### [Problem requirements]
Collect all the lines that mention the word "samt".

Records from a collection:
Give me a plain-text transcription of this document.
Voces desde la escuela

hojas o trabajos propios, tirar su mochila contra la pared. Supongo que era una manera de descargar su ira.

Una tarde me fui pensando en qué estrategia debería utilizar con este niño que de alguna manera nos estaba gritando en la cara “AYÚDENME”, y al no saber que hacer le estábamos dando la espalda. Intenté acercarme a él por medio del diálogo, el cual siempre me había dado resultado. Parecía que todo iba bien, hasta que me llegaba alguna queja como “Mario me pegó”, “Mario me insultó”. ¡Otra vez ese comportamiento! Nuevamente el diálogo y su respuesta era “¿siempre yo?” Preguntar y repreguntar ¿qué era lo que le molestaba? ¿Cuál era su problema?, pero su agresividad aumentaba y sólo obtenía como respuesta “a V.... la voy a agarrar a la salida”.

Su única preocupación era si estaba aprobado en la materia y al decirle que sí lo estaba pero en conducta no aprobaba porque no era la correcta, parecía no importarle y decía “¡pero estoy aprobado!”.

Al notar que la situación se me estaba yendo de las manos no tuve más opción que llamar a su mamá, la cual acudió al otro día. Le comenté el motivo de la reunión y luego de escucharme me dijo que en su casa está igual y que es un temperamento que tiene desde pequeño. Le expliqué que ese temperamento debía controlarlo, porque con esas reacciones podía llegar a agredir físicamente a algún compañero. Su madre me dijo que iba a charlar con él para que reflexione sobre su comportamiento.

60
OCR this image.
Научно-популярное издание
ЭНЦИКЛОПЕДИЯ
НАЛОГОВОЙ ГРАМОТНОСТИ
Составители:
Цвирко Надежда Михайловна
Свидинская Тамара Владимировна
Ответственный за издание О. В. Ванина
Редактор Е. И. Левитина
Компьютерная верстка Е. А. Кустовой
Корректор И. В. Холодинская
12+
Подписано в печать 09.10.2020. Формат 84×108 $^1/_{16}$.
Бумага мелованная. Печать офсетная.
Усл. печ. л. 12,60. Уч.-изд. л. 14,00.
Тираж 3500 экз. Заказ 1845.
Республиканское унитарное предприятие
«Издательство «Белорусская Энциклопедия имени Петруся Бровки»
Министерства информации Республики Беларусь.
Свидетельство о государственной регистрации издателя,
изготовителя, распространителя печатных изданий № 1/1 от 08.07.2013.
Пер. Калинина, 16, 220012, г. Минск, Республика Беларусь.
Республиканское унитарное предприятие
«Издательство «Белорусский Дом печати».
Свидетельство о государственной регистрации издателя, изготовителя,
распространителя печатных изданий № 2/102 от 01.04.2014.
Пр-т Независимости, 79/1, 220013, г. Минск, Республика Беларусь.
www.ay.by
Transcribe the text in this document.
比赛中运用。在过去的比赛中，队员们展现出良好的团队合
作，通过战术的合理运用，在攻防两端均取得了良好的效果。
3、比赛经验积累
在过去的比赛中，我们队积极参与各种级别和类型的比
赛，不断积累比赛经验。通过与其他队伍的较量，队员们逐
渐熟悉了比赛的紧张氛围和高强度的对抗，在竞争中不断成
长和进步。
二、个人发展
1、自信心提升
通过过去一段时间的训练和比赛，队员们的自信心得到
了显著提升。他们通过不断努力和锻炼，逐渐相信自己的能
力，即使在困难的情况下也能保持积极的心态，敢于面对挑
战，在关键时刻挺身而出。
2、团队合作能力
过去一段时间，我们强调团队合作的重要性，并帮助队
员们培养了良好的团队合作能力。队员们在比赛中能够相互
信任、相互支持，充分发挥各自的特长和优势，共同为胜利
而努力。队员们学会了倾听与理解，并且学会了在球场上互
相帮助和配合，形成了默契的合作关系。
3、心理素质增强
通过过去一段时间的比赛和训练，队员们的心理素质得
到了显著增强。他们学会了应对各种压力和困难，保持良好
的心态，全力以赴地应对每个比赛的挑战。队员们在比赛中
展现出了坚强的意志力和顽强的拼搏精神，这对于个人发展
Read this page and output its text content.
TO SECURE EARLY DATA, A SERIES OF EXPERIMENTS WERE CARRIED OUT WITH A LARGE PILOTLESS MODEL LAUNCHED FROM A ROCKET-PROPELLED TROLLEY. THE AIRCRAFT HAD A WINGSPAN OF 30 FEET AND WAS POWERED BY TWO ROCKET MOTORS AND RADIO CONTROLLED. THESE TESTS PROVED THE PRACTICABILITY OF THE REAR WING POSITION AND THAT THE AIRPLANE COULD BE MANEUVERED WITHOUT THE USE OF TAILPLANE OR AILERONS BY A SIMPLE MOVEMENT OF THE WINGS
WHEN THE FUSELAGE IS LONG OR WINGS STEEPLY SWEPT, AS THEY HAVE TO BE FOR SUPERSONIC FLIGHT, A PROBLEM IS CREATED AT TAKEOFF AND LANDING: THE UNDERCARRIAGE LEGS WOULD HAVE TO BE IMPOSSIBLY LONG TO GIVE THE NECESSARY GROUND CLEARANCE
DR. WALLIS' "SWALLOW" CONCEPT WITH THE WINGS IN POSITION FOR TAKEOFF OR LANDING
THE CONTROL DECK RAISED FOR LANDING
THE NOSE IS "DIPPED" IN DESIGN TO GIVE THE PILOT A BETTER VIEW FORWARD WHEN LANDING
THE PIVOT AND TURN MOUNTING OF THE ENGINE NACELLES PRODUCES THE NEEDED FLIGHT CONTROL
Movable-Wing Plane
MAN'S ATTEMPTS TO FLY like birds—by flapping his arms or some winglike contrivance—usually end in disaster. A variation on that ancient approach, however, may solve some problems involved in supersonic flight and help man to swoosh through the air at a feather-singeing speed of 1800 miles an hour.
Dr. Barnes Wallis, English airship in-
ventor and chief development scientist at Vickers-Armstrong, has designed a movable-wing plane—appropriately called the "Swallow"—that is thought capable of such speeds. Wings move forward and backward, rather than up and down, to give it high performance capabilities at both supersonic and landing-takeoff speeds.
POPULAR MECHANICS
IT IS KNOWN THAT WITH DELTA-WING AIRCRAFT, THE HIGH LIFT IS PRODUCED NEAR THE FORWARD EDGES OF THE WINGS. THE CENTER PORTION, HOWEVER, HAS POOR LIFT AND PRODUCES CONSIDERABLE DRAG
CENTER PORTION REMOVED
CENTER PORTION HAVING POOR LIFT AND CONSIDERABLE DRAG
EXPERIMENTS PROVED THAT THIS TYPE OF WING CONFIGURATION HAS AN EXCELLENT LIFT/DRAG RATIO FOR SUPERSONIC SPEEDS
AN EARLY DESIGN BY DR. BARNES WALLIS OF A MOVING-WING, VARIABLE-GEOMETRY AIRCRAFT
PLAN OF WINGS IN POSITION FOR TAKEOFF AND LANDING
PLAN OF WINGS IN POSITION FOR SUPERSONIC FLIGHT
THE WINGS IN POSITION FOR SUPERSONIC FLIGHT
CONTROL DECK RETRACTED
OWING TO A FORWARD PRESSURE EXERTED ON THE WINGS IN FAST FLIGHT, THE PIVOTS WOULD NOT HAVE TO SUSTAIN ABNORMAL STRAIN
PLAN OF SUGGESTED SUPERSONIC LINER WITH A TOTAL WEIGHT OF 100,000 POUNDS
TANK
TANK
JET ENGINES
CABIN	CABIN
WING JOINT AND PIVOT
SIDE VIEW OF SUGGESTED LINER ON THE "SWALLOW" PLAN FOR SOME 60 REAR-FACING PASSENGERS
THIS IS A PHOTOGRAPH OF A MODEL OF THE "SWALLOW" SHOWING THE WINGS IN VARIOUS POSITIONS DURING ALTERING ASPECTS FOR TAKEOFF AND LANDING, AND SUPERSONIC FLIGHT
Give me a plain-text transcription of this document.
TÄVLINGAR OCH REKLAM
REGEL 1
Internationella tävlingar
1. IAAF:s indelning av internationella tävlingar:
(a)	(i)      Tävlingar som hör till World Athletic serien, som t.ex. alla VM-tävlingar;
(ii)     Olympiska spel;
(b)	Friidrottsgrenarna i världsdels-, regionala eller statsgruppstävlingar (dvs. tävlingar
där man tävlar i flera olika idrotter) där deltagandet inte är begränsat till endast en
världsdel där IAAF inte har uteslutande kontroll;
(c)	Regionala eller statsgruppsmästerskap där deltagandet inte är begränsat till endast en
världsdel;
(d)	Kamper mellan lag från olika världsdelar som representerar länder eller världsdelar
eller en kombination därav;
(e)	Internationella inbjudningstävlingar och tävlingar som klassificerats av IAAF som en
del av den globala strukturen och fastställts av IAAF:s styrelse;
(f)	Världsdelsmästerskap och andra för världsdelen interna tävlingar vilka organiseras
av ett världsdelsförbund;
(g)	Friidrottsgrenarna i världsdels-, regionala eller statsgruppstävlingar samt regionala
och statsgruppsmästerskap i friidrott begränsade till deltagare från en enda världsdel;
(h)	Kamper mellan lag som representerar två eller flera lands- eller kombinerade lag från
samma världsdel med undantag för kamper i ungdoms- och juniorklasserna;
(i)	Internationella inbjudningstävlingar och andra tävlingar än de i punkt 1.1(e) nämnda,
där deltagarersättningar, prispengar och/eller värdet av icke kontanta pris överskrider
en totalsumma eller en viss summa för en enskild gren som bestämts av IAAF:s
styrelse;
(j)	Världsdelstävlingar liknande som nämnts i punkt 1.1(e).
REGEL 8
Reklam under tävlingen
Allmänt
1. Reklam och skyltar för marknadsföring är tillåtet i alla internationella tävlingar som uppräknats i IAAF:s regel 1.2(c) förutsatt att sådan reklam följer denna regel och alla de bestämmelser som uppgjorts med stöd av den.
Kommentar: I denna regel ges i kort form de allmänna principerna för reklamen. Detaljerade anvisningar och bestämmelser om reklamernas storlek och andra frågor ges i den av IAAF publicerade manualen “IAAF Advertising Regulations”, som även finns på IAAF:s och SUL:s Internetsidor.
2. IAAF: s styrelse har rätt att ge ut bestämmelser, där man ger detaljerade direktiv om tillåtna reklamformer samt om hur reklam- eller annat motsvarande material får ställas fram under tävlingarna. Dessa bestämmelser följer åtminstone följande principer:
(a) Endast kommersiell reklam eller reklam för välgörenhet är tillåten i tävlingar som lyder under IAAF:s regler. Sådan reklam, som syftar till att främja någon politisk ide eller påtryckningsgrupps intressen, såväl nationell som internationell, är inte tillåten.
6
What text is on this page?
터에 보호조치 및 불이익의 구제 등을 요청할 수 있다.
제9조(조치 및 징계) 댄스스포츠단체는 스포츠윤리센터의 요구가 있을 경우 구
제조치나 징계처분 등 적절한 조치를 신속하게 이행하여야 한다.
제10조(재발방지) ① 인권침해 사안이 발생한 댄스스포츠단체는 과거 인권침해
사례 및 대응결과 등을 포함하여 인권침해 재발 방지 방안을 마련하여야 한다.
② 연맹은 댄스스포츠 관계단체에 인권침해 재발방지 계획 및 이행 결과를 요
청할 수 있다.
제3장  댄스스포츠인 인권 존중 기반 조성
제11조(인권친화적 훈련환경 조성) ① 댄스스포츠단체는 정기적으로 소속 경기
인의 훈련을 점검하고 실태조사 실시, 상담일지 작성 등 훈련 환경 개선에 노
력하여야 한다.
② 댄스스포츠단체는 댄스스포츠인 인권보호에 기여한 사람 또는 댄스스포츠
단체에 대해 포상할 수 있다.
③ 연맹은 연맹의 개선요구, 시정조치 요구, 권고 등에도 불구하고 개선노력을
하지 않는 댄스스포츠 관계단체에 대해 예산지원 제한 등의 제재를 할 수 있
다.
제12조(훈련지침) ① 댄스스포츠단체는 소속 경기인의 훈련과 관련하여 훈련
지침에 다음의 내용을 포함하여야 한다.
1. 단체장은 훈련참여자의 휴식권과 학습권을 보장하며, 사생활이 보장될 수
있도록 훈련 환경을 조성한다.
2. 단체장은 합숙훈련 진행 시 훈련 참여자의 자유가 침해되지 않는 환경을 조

### [Final result]
(g)	Friidrottsgrenarna i världsdels-, regionala eller statsgruppstävlingar samt regionala
2. IAAF: s styrelse har rätt att ge ut bestämmelser, där man ger detaljerade direktiv om tillåtna reklamformer samt om hur reklam- eller annat motsvarande material får ställas fram under tävlingarna. Dessa bestämmelser följer åtminstone följande principer:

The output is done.